Objective.
Repeat the data below, swapping every instance of "灭火器" for "消防器材" and leaving everything else the same.

-- Material provided start --

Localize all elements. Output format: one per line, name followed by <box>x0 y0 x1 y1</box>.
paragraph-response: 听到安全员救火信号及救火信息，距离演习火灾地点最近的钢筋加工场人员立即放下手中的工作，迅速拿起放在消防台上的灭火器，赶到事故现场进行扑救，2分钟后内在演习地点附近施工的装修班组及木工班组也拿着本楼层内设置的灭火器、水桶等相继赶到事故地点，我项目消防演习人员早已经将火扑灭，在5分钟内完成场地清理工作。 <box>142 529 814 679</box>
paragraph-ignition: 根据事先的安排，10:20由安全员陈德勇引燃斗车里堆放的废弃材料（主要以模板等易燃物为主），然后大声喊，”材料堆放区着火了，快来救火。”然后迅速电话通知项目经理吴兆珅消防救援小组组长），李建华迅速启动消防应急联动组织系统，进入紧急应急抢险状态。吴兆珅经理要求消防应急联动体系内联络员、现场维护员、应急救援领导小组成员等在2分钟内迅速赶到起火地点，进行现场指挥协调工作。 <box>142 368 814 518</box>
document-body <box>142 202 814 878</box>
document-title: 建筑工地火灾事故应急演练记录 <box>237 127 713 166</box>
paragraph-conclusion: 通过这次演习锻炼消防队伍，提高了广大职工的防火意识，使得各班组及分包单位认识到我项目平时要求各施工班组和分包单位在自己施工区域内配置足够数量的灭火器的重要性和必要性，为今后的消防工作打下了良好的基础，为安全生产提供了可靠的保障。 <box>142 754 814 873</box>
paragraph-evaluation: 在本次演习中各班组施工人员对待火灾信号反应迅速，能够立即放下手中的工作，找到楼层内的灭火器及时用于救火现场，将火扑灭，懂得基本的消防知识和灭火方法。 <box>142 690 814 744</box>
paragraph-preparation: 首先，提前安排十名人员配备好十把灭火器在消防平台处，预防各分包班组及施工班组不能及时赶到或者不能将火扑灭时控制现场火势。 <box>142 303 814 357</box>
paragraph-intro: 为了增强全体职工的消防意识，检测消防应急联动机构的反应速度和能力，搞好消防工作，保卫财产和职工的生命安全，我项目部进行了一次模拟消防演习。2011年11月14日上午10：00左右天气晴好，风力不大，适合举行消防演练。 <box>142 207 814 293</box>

-- Material provided end --

Written response.
Localize all elements. Output format: one per line, name followed by <box>x0 y0 x1 y1</box>.
paragraph-response: 听到安全员救火信号及救火信息，距离演习火灾地点最近的钢筋加工场人员立即放下手中的工作，迅速拿起放在消防台上的消防器材，赶到事故现场进行扑救，2分钟后内在演习地点附近施工的装修班组及木工班组也拿着本楼层内设置的消防器材、水桶等相继赶到事故地点，我项目消防演习人员早已经将火扑灭，在5分钟内完成场地清理工作。 <box>142 529 814 679</box>
paragraph-ignition: 根据事先的安排，10:20由安全员陈德勇引燃斗车里堆放的废弃材料（主要以模板等易燃物为主），然后大声喊，”材料堆放区着火了，快来救火。”然后迅速电话通知项目经理吴兆珅消防救援小组组长），李建华迅速启动消防应急联动组织系统，进入紧急应急抢险状态。吴兆珅经理要求消防应急联动体系内联络员、现场维护员、应急救援领导小组成员等在2分钟内迅速赶到起火地点，进行现场指挥协调工作。 <box>142 368 814 518</box>
document-body <box>142 202 814 878</box>
document-title: 建筑工地火灾事故应急演练记录 <box>237 127 713 166</box>
paragraph-conclusion: 通过这次演习锻炼消防队伍，提高了广大职工的防火意识，使得各班组及分包单位认识到我项目平时要求各施工班组和分包单位在自己施工区域内配置足够数量的消防器材的重要性和必要性，为今后的消防工作打下了良好的基础，为安全生产提供了可靠的保障。 <box>142 754 814 873</box>
paragraph-evaluation: 在本次演习中各班组施工人员对待火灾信号反应迅速，能够立即放下手中的工作，找到楼层内的消防器材及时用于救火现场，将火扑灭，懂得基本的消防知识和灭火方法。 <box>142 690 814 744</box>
paragraph-preparation: 首先，提前安排十名人员配备好十把消防器材在消防平台处，预防各分包班组及施工班组不能及时赶到或者不能将火扑灭时控制现场火势。 <box>142 303 814 357</box>
paragraph-intro: 为了增强全体职工的消防意识，检测消防应急联动机构的反应速度和能力，搞好消防工作，保卫财产和职工的生命安全，我项目部进行了一次模拟消防演习。2011年11月14日上午10：00左右天气晴好，风力不大，适合举行消防演练。 <box>142 207 814 293</box>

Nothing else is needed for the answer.